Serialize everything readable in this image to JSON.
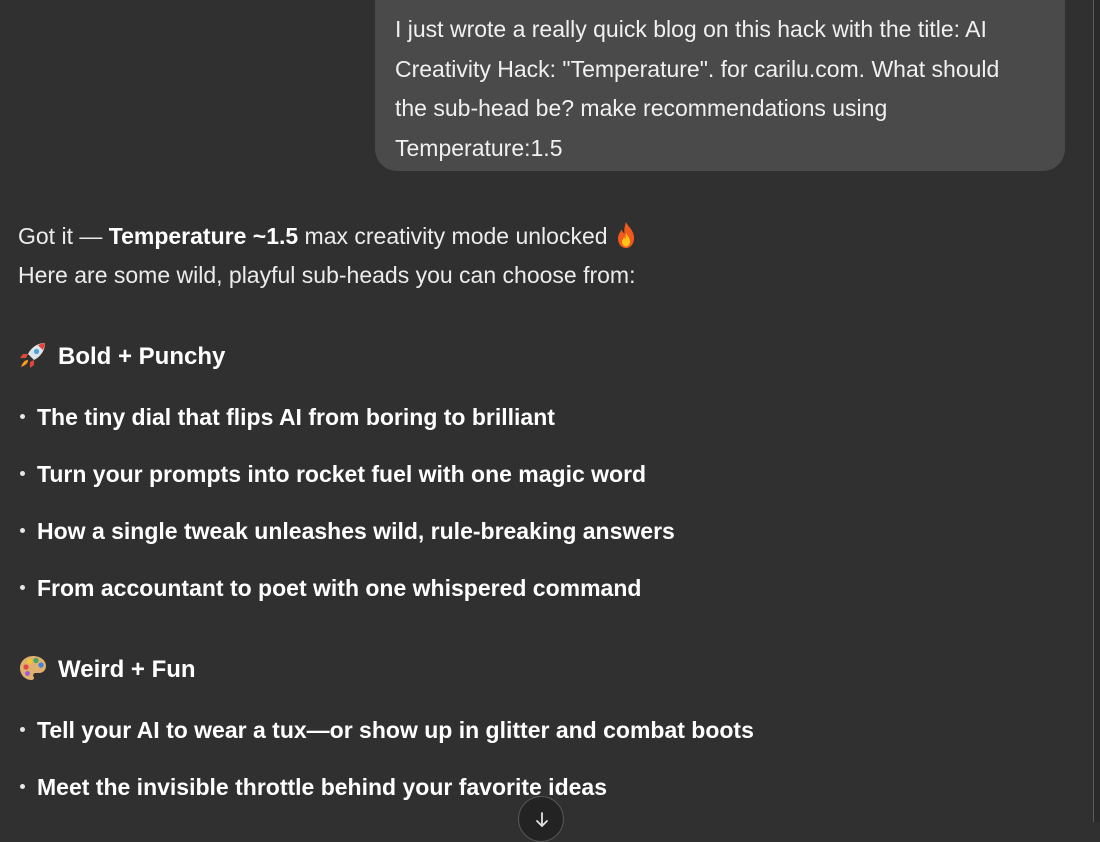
{
  "user_message": {
    "lines": [
      "I just wrote a really quick blog on this hack with the title: AI",
      "Creativity Hack: \"Temperature\". for carilu.com. What should",
      "the sub-head be? make recommendations using",
      "Temperature:1.5"
    ]
  },
  "assistant": {
    "intro_prefix": "Got it — ",
    "intro_bold": "Temperature ~1.5",
    "intro_suffix": " max creativity mode unlocked",
    "intro_emoji": "fire-icon",
    "intro_line2": "Here are some wild, playful sub-heads you can choose from:",
    "sections": [
      {
        "icon": "rocket-icon",
        "title": "Bold + Punchy",
        "items": [
          "The tiny dial that flips AI from boring to brilliant",
          "Turn your prompts into rocket fuel with one magic word",
          "How a single tweak unleashes wild, rule-breaking answers",
          "From accountant to poet with one whispered command"
        ]
      },
      {
        "icon": "palette-icon",
        "title": "Weird + Fun",
        "items": [
          "Tell your AI to wear a tux—or show up in glitter and combat boots",
          "Meet the invisible throttle behind your favorite ideas"
        ]
      }
    ]
  },
  "controls": {
    "scroll_button_icon": "arrow-down-icon"
  }
}
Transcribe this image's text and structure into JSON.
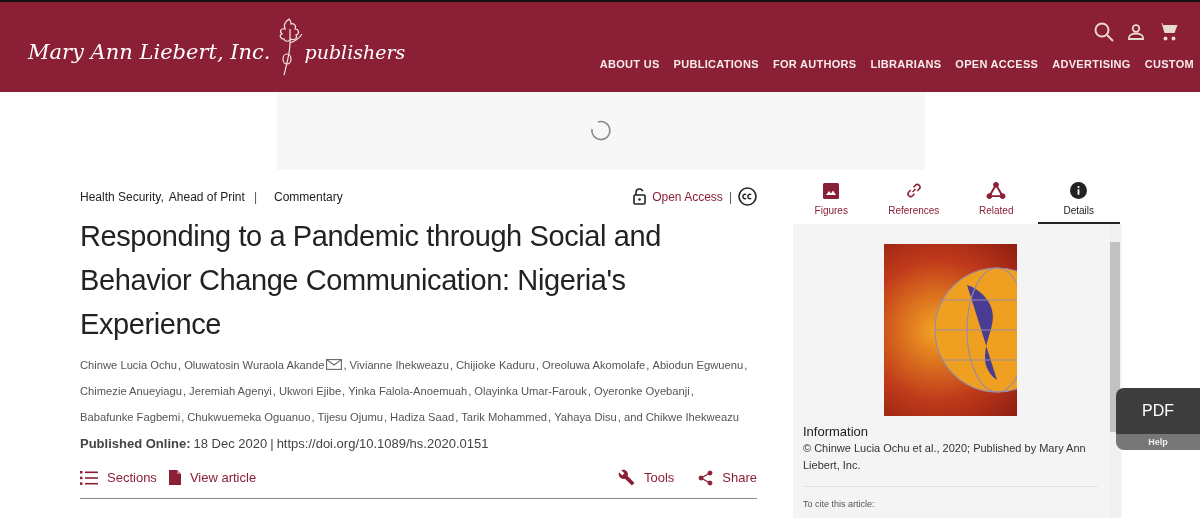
{
  "header": {
    "logo": {
      "name": "Mary Ann Liebert, Inc.",
      "tagline": "publishers"
    },
    "nav": [
      "ABOUT US",
      "PUBLICATIONS",
      "FOR AUTHORS",
      "LIBRARIANS",
      "OPEN ACCESS",
      "ADVERTISING",
      "CUSTOM"
    ]
  },
  "article": {
    "journal": "Health Security,",
    "status": "Ahead of Print",
    "separator": "|",
    "type": "Commentary",
    "access": "Open Access",
    "access_separator": "|",
    "title": "Responding to a Pandemic through Social and Behavior Change Communication: Nigeria's Experience",
    "authors": [
      {
        "name": "Chinwe Lucia Ochu",
        "email": false,
        "sep": ","
      },
      {
        "name": "Oluwatosin Wuraola Akande",
        "email": true,
        "sep": ","
      },
      {
        "name": "Vivianne Ihekweazu",
        "email": false,
        "sep": ","
      },
      {
        "name": "Chijioke Kaduru",
        "email": false,
        "sep": ","
      },
      {
        "name": "Oreoluwa Akomolafe",
        "email": false,
        "sep": ","
      },
      {
        "name": "Abiodun Egwuenu",
        "email": false,
        "sep": ","
      },
      {
        "name": "Chimezie Anueyiagu",
        "email": false,
        "sep": ","
      },
      {
        "name": "Jeremiah Agenyi",
        "email": false,
        "sep": ","
      },
      {
        "name": "Ukwori Ejibe",
        "email": false,
        "sep": ","
      },
      {
        "name": "Yinka Falola-Anoemuah",
        "email": false,
        "sep": ","
      },
      {
        "name": "Olayinka Umar-Farouk",
        "email": false,
        "sep": ","
      },
      {
        "name": "Oyeronke Oyebanji",
        "email": false,
        "sep": ","
      },
      {
        "name": "Babafunke Fagbemi",
        "email": false,
        "sep": ","
      },
      {
        "name": "Chukwuemeka Oguanuo",
        "email": false,
        "sep": ","
      },
      {
        "name": "Tijesu Ojumu",
        "email": false,
        "sep": ","
      },
      {
        "name": "Hadiza Saad",
        "email": false,
        "sep": ","
      },
      {
        "name": "Tarik Mohammed",
        "email": false,
        "sep": ","
      },
      {
        "name": "Yahaya Disu",
        "email": false,
        "sep": ", and"
      },
      {
        "name": "Chikwe Ihekweazu",
        "email": false
      }
    ],
    "published_label": "Published Online:",
    "published_date": "18 Dec 2020",
    "published_separator": "|",
    "doi": "https://doi.org/10.1089/hs.2020.0151",
    "actions": [
      {
        "kind": "sections",
        "label": "Sections"
      },
      {
        "kind": "view",
        "label": "View article"
      },
      {
        "kind": "tools",
        "label": "Tools"
      },
      {
        "kind": "share",
        "label": "Share"
      }
    ]
  },
  "sidebar": {
    "tabs": [
      {
        "kind": "figures",
        "label": "Figures",
        "selected": false
      },
      {
        "kind": "references",
        "label": "References",
        "selected": false
      },
      {
        "kind": "related",
        "label": "Related",
        "selected": false
      },
      {
        "kind": "details",
        "label": "Details",
        "selected": true
      }
    ],
    "information_heading": "Information",
    "information_text": "© Chinwe Lucia Ochu et al., 2020; Published by Mary Ann Liebert, Inc.",
    "cite_label": "To cite this article:"
  },
  "pdf_widget": {
    "label": "PDF",
    "help": "Help"
  }
}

====================

Using the data above, copy each line that contains "title".

      "I just wrote a really quick blog on this hack with the title: AI",
        "title": "Bold + Punchy",
        "title": "Weird + Fun",
    "title": "Responding to a Pandemic through Social and Behavior Change Communication: Nigeria's Experience",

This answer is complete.